** Start Data provided **
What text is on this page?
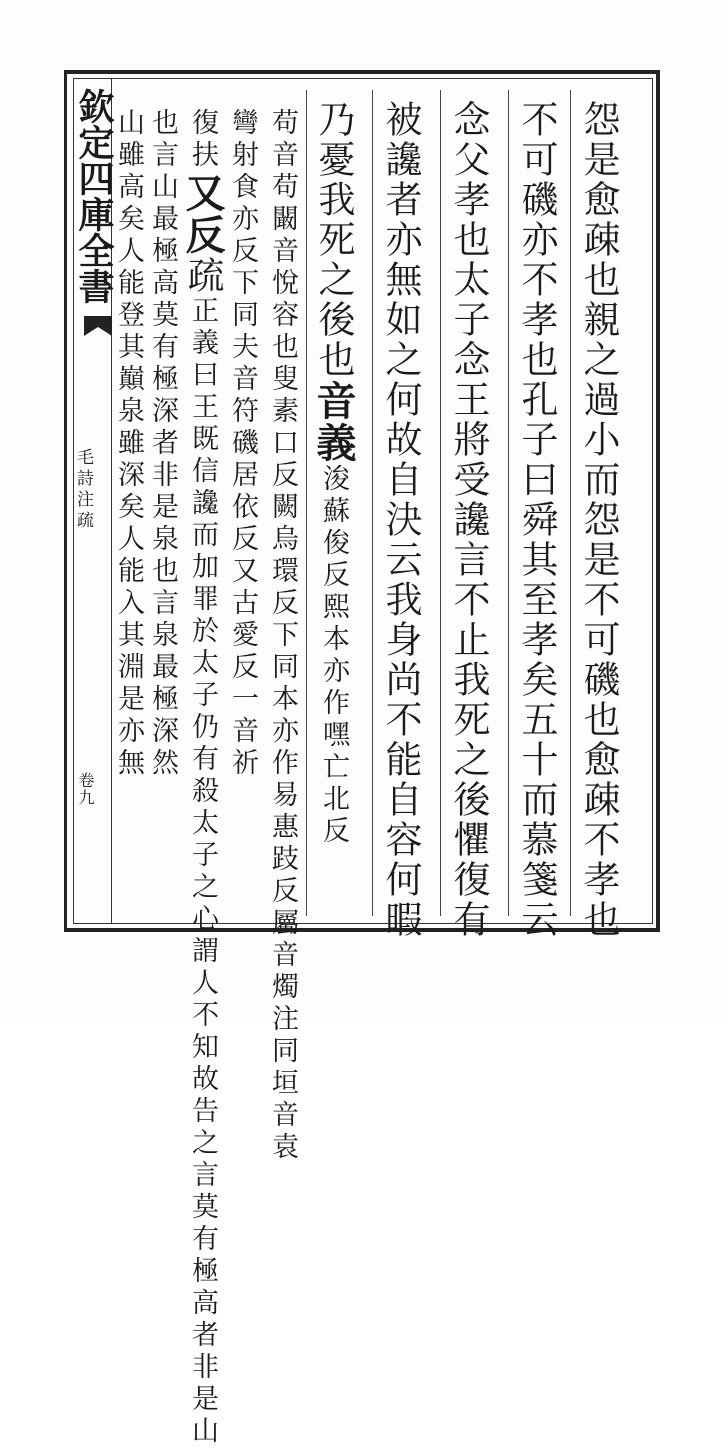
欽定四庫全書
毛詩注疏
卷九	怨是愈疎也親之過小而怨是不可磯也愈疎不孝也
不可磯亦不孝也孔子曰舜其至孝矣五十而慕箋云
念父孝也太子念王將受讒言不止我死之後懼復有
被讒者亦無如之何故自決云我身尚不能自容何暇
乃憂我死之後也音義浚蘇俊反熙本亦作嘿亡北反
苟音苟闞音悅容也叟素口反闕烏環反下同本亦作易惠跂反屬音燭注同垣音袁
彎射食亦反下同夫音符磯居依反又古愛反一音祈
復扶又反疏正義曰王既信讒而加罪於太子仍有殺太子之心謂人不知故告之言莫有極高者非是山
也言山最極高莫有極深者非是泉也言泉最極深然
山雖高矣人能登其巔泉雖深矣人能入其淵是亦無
** End Data provided **
** Start Data provided **
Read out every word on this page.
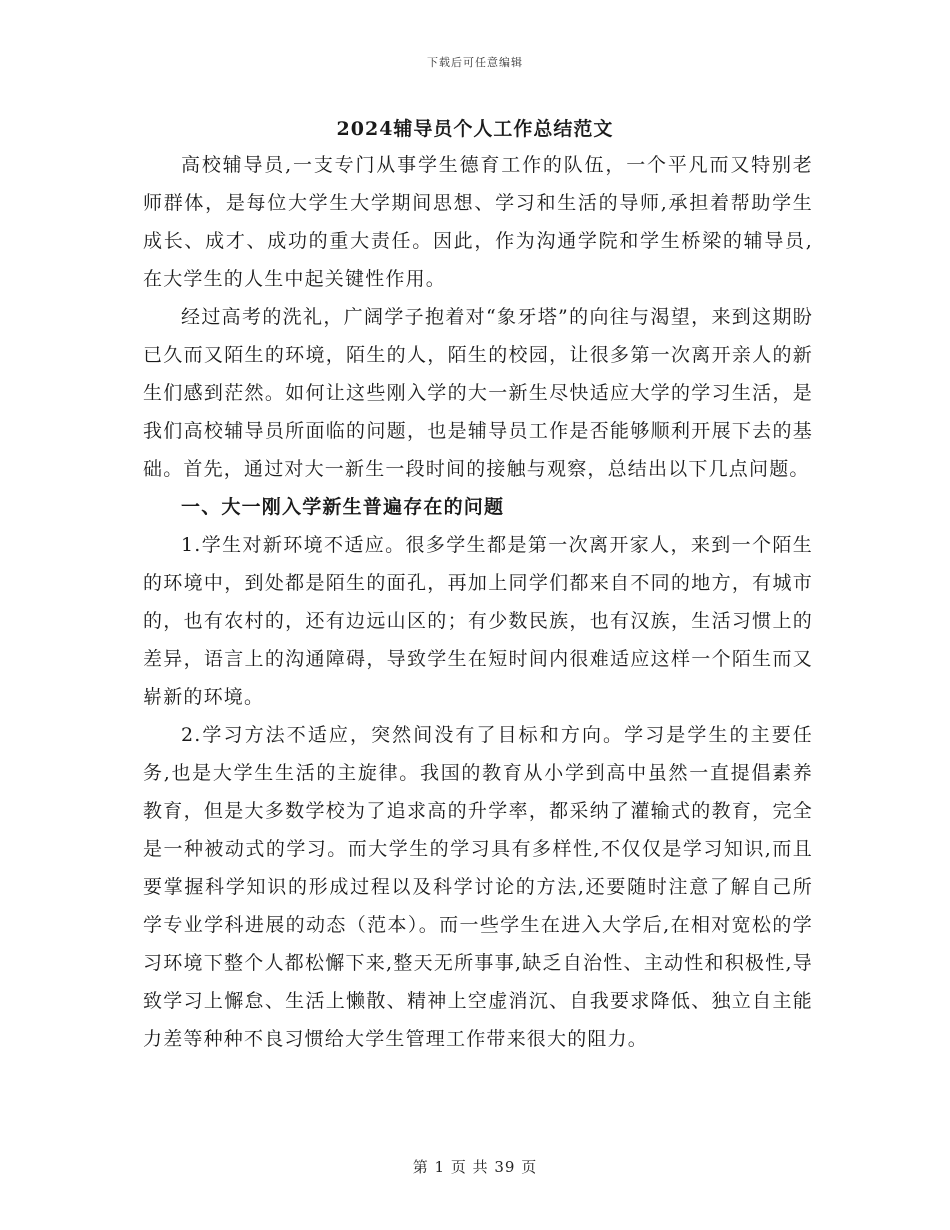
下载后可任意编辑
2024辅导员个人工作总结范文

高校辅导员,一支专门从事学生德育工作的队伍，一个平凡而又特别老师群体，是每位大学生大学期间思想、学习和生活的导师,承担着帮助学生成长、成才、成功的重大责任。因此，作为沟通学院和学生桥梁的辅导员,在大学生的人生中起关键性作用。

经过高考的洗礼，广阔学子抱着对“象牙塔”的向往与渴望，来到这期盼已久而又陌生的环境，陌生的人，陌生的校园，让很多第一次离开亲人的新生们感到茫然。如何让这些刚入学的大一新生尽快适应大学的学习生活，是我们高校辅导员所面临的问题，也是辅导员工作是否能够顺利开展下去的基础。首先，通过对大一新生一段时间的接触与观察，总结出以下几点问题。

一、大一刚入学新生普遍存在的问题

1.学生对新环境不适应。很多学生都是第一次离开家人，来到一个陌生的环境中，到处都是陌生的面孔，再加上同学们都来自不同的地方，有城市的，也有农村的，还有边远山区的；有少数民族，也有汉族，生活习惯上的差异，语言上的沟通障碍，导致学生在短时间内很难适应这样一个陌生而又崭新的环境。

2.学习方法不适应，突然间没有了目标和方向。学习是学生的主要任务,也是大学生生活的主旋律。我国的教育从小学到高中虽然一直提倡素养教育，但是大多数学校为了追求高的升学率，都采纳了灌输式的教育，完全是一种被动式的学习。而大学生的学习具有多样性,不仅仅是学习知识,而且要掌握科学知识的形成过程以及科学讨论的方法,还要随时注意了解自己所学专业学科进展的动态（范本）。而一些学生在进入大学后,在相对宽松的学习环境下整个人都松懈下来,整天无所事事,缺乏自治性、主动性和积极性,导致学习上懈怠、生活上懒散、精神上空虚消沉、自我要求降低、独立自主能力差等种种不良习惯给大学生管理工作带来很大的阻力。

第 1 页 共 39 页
** End Data provided **
● **Instructions to follow**
Track down the lines that include the word "this" and copy them.

● **Task response**
What text is on this page?
Read out every word on this page.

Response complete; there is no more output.